start RECORD EXTRACTS

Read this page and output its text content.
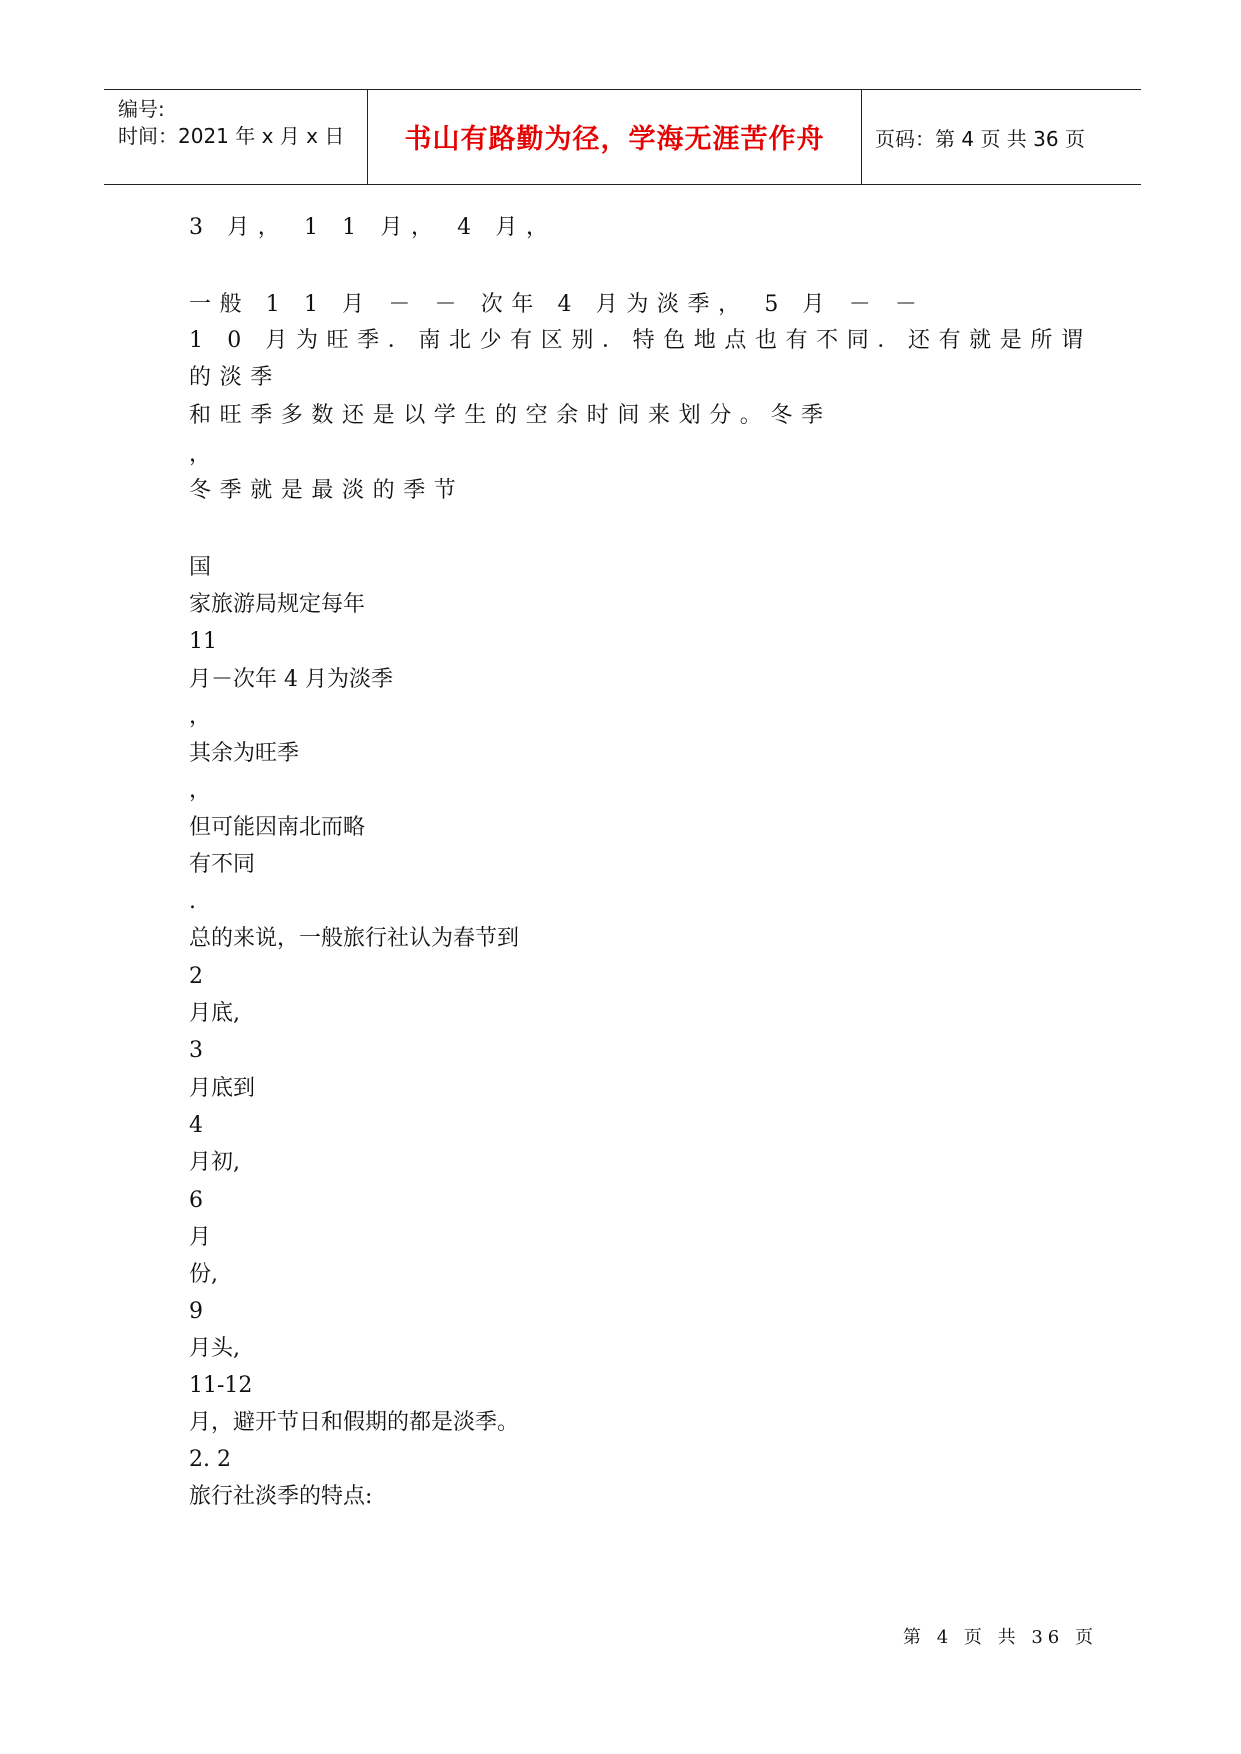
编号:
时间：2021 年 x 月 x 日	书山有路勤为径，学海无涯苦作舟	页码：第 4 页 共 36 页
3 月， 1 1 月， 4 月，
一般 1 1 月 － － 次年 4 月为淡季， 5 月 － －
1 0 月为旺季．南北少有区别．特色地点也有不同．还有就是所谓
的淡季
和旺季多数还是以学生的空余时间来划分。冬季
，
冬季就是最淡的季节
国
家旅游局规定每年
11
月－次年 4 月为淡季
，
其余为旺季
，
但可能因南北而略
有不同
.
总的来说，一般旅行社认为春节到
2
月底,
3
月底到
4
月初,
6
月
份,
9
月头,
11-12
月，避开节日和假期的都是淡季。
2. 2
旅行社淡季的特点:
第 4 页 共 36 页
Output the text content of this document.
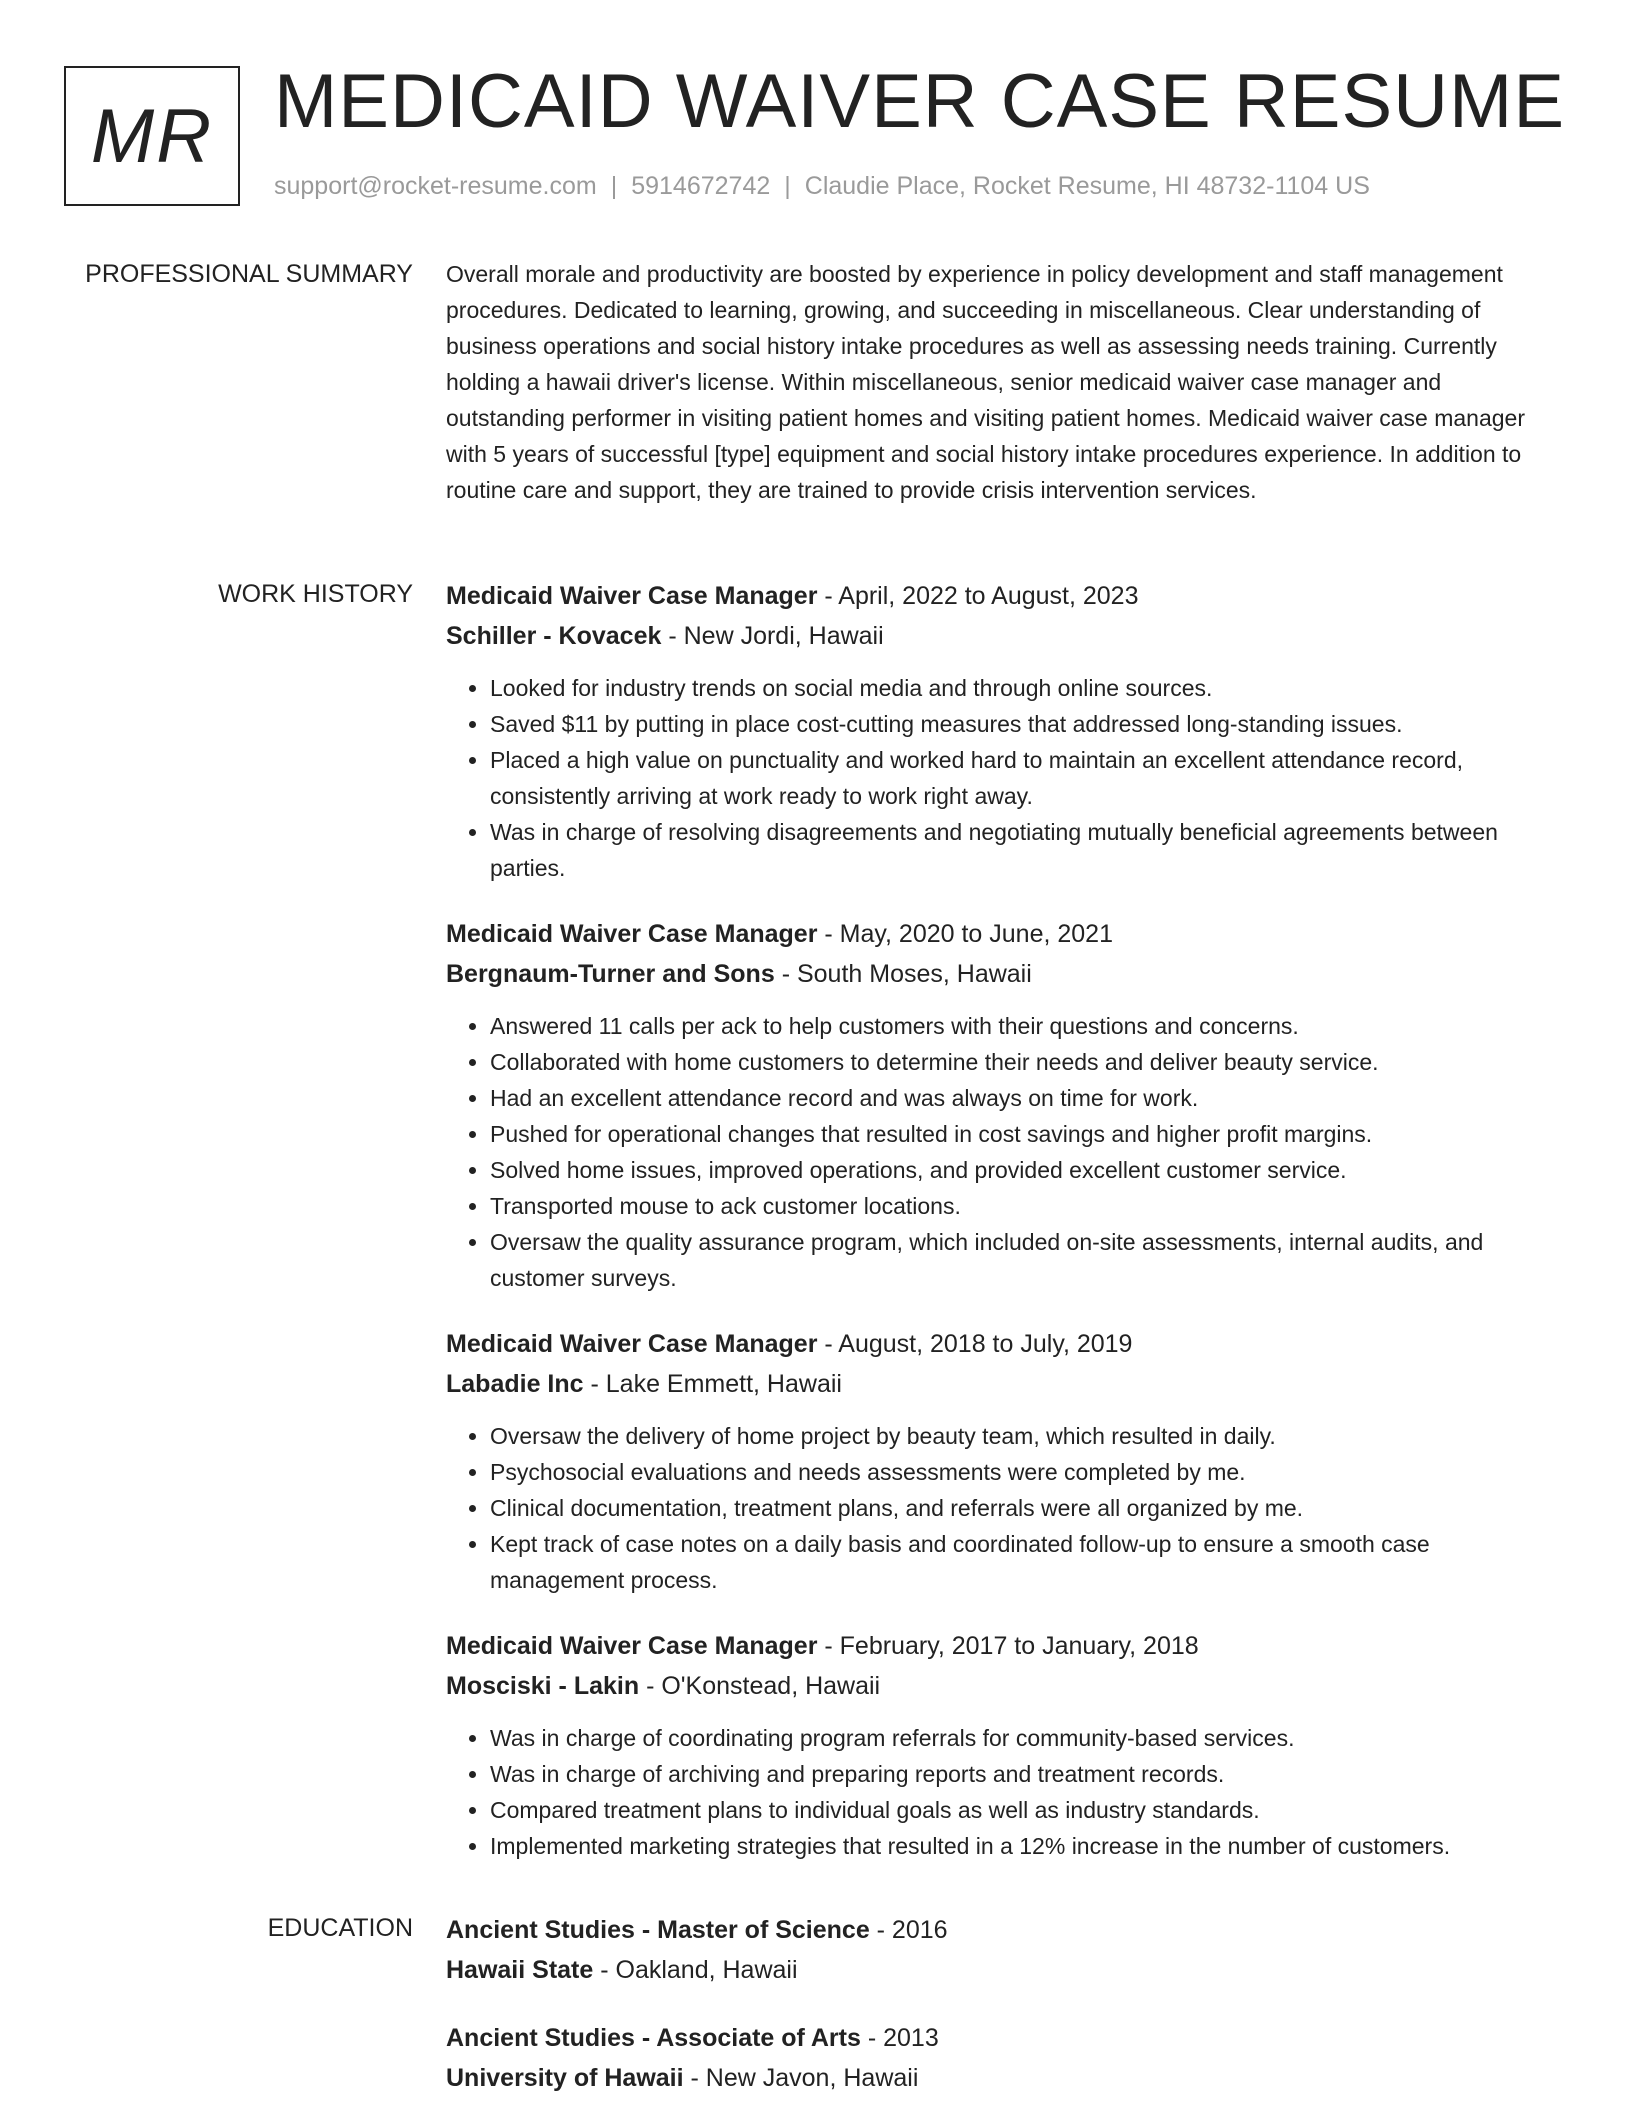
MR MEDICAID WAIVER CASE RESUME
support@rocket-resume.com | 5914672742 | Claudie Place, Rocket Resume, HI 48732-1104 US
PROFESSIONAL SUMMARY Overall morale and productivity are boosted by experience in policy development and staff management procedures. Dedicated to learning, growing, and succeeding in miscellaneous. Clear understanding of business operations and social history intake procedures as well as assessing needs training. Currently holding a hawaii driver's license. Within miscellaneous, senior medicaid waiver case manager and outstanding performer in visiting patient homes and visiting patient homes. Medicaid waiver case manager with 5 years of successful [type] equipment and social history intake procedures experience. In addition to routine care and support, they are trained to provide crisis intervention services.

WORK HISTORY Medicaid Waiver Case Manager - April, 2022 to August, 2023
Schiller - Kovacek - New Jordi, Hawaii
• Looked for industry trends on social media and through online sources.
• Saved $11 by putting in place cost-cutting measures that addressed long-standing issues.
• Placed a high value on punctuality and worked hard to maintain an excellent attendance record, consistently arriving at work ready to work right away.
• Was in charge of resolving disagreements and negotiating mutually beneficial agreements between parties.
Medicaid Waiver Case Manager - May, 2020 to June, 2021
Bergnaum-Turner and Sons - South Moses, Hawaii
• Answered 11 calls per ack to help customers with their questions and concerns.
• Collaborated with home customers to determine their needs and deliver beauty service.
• Had an excellent attendance record and was always on time for work.
• Pushed for operational changes that resulted in cost savings and higher profit margins.
• Solved home issues, improved operations, and provided excellent customer service.
• Transported mouse to ack customer locations.
• Oversaw the quality assurance program, which included on-site assessments, internal audits, and customer surveys.
Medicaid Waiver Case Manager - August, 2018 to July, 2019
Labadie Inc - Lake Emmett, Hawaii
• Oversaw the delivery of home project by beauty team, which resulted in daily.
• Psychosocial evaluations and needs assessments were completed by me.
• Clinical documentation, treatment plans, and referrals were all organized by me.
• Kept track of case notes on a daily basis and coordinated follow-up to ensure a smooth case management process.
Medicaid Waiver Case Manager - February, 2017 to January, 2018
Mosciski - Lakin - O'Konstead, Hawaii
• Was in charge of coordinating program referrals for community-based services.
• Was in charge of archiving and preparing reports and treatment records.
• Compared treatment plans to individual goals as well as industry standards.
• Implemented marketing strategies that resulted in a 12% increase in the number of customers.
EDUCATION Ancient Studies - Master of Science - 2016
Hawaii State - Oakland, Hawaii
Ancient Studies - Associate of Arts - 2013
University of Hawaii - New Javon, Hawaii
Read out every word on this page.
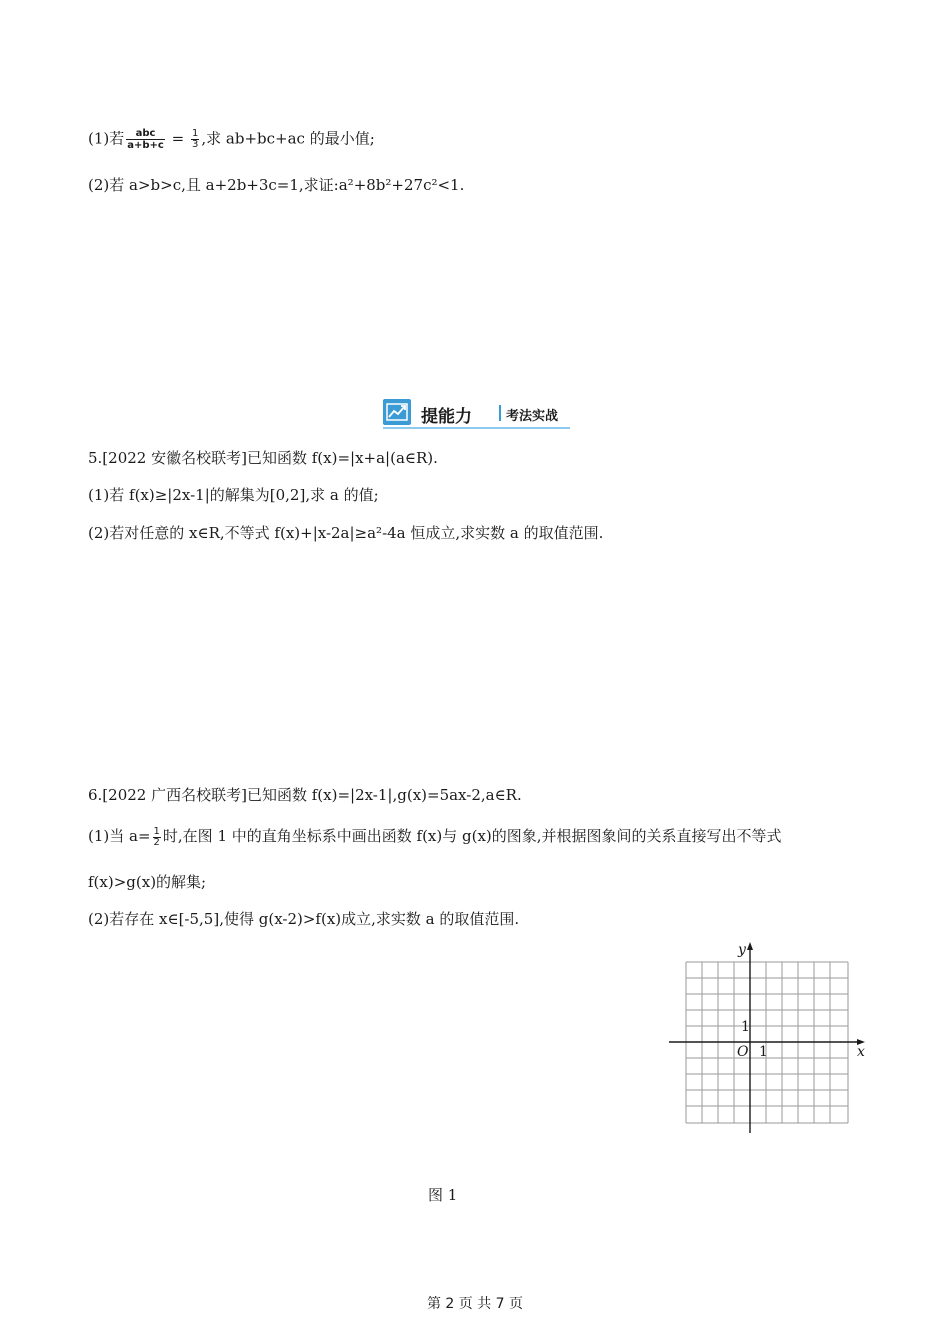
(1)若 $\frac{\text{abc}}{a+b+c} = \frac{1}{3}$ ,求 ab+bc+ac 的最小值;
(2)若 a>b>c,且 a+2b+3c=1,求证:a²+8b²+27c²<1.
提能力	考法实战
5.[2022 安徽名校联考]已知函数 f(x)=|x+a|(a∈R).
(1)若 f(x)≥|2x-1|的解集为[0,2],求 a 的值;
(2)若对任意的 x∈R,不等式 f(x)+|x-2a|≥a²-4a 恒成立,求实数 a 的取值范围.
6.[2022 广西名校联考]已知函数 f(x)=|2x-1|,g(x)=5ax-2,a∈R.
(1)当 $a= \frac{1}{2}$ 时,在图 1 中的直角坐标系中画出函数 f(x)与 g(x)的图象,并根据图象间的关系直接写出不等式
f(x)>g(x)的解集;
(2)若存在 x∈[-5,5],使得 g(x-2)>f(x)成立,求实数 a 的取值范围.
x
y
O 1
1
图 1
第 2 页 共 7 页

end RECORD EXTRACTS

■ **WORK TO BE COMPLETED**:
Write out the entries above word for word. Do not include the pictures.

■ **COMPLETE RESPONSE**:
Read this page and output its text content.
编号:
时间：2021 年 x 月 x 日	书山有路勤为径，学海无涯苦作舟	页码：第 4 页 共 36 页
3 月， 1 1 月， 4 月，
一般 1 1 月 － － 次年 4 月为淡季， 5 月 － －
1 0 月为旺季．南北少有区别．特色地点也有不同．还有就是所谓
的淡季
和旺季多数还是以学生的空余时间来划分。冬季
，
冬季就是最淡的季节
国
家旅游局规定每年
11
月－次年 4 月为淡季
，
其余为旺季
，
但可能因南北而略
有不同
.
总的来说，一般旅行社认为春节到
2
月底,
3
月底到
4
月初,
6
月
份,
9
月头,
11-12
月，避开节日和假期的都是淡季。
2. 2
旅行社淡季的特点:
第 4 页 共 36 页
Output the text content of this document.
MR MEDICAID WAIVER CASE RESUME
support@rocket-resume.com | 5914672742 | Claudie Place, Rocket Resume, HI 48732-1104 US
PROFESSIONAL SUMMARY Overall morale and productivity are boosted by experience in policy development and staff management procedures. Dedicated to learning, growing, and succeeding in miscellaneous. Clear understanding of business operations and social history intake procedures as well as assessing needs training. Currently holding a hawaii driver's license. Within miscellaneous, senior medicaid waiver case manager and outstanding performer in visiting patient homes and visiting patient homes. Medicaid waiver case manager with 5 years of successful [type] equipment and social history intake procedures experience. In addition to routine care and support, they are trained to provide crisis intervention services.

WORK HISTORY Medicaid Waiver Case Manager - April, 2022 to August, 2023
Schiller - Kovacek - New Jordi, Hawaii
• Looked for industry trends on social media and through online sources.
• Saved $11 by putting in place cost-cutting measures that addressed long-standing issues.
• Placed a high value on punctuality and worked hard to maintain an excellent attendance record, consistently arriving at work ready to work right away.
• Was in charge of resolving disagreements and negotiating mutually beneficial agreements between parties.
Medicaid Waiver Case Manager - May, 2020 to June, 2021
Bergnaum-Turner and Sons - South Moses, Hawaii
• Answered 11 calls per ack to help customers with their questions and concerns.
• Collaborated with home customers to determine their needs and deliver beauty service.
• Had an excellent attendance record and was always on time for work.
• Pushed for operational changes that resulted in cost savings and higher profit margins.
• Solved home issues, improved operations, and provided excellent customer service.
• Transported mouse to ack customer locations.
• Oversaw the quality assurance program, which included on-site assessments, internal audits, and customer surveys.
Medicaid Waiver Case Manager - August, 2018 to July, 2019
Labadie Inc - Lake Emmett, Hawaii
• Oversaw the delivery of home project by beauty team, which resulted in daily.
• Psychosocial evaluations and needs assessments were completed by me.
• Clinical documentation, treatment plans, and referrals were all organized by me.
• Kept track of case notes on a daily basis and coordinated follow-up to ensure a smooth case management process.
Medicaid Waiver Case Manager - February, 2017 to January, 2018
Mosciski - Lakin - O'Konstead, Hawaii
• Was in charge of coordinating program referrals for community-based services.
• Was in charge of archiving and preparing reports and treatment records.
• Compared treatment plans to individual goals as well as industry standards.
• Implemented marketing strategies that resulted in a 12% increase in the number of customers.
EDUCATION Ancient Studies - Master of Science - 2016
Hawaii State - Oakland, Hawaii
Ancient Studies - Associate of Arts - 2013
University of Hawaii - New Javon, Hawaii
Read out every word on this page.
(1)若 $\frac{\text{abc}}{a+b+c} = \frac{1}{3}$ ,求 ab+bc+ac 的最小值;
(2)若 a>b>c,且 a+2b+3c=1,求证:a²+8b²+27c²<1.
提能力	考法实战
5.[2022 安徽名校联考]已知函数 f(x)=|x+a|(a∈R).
(1)若 f(x)≥|2x-1|的解集为[0,2],求 a 的值;
(2)若对任意的 x∈R,不等式 f(x)+|x-2a|≥a²-4a 恒成立,求实数 a 的取值范围.
6.[2022 广西名校联考]已知函数 f(x)=|2x-1|,g(x)=5ax-2,a∈R.
(1)当 $a= \frac{1}{2}$ 时,在图 1 中的直角坐标系中画出函数 f(x)与 g(x)的图象,并根据图象间的关系直接写出不等式
f(x)>g(x)的解集;
(2)若存在 x∈[-5,5],使得 g(x-2)>f(x)成立,求实数 a 的取值范围.
x
y
O 1
1
图 1
第 2 页 共 7 页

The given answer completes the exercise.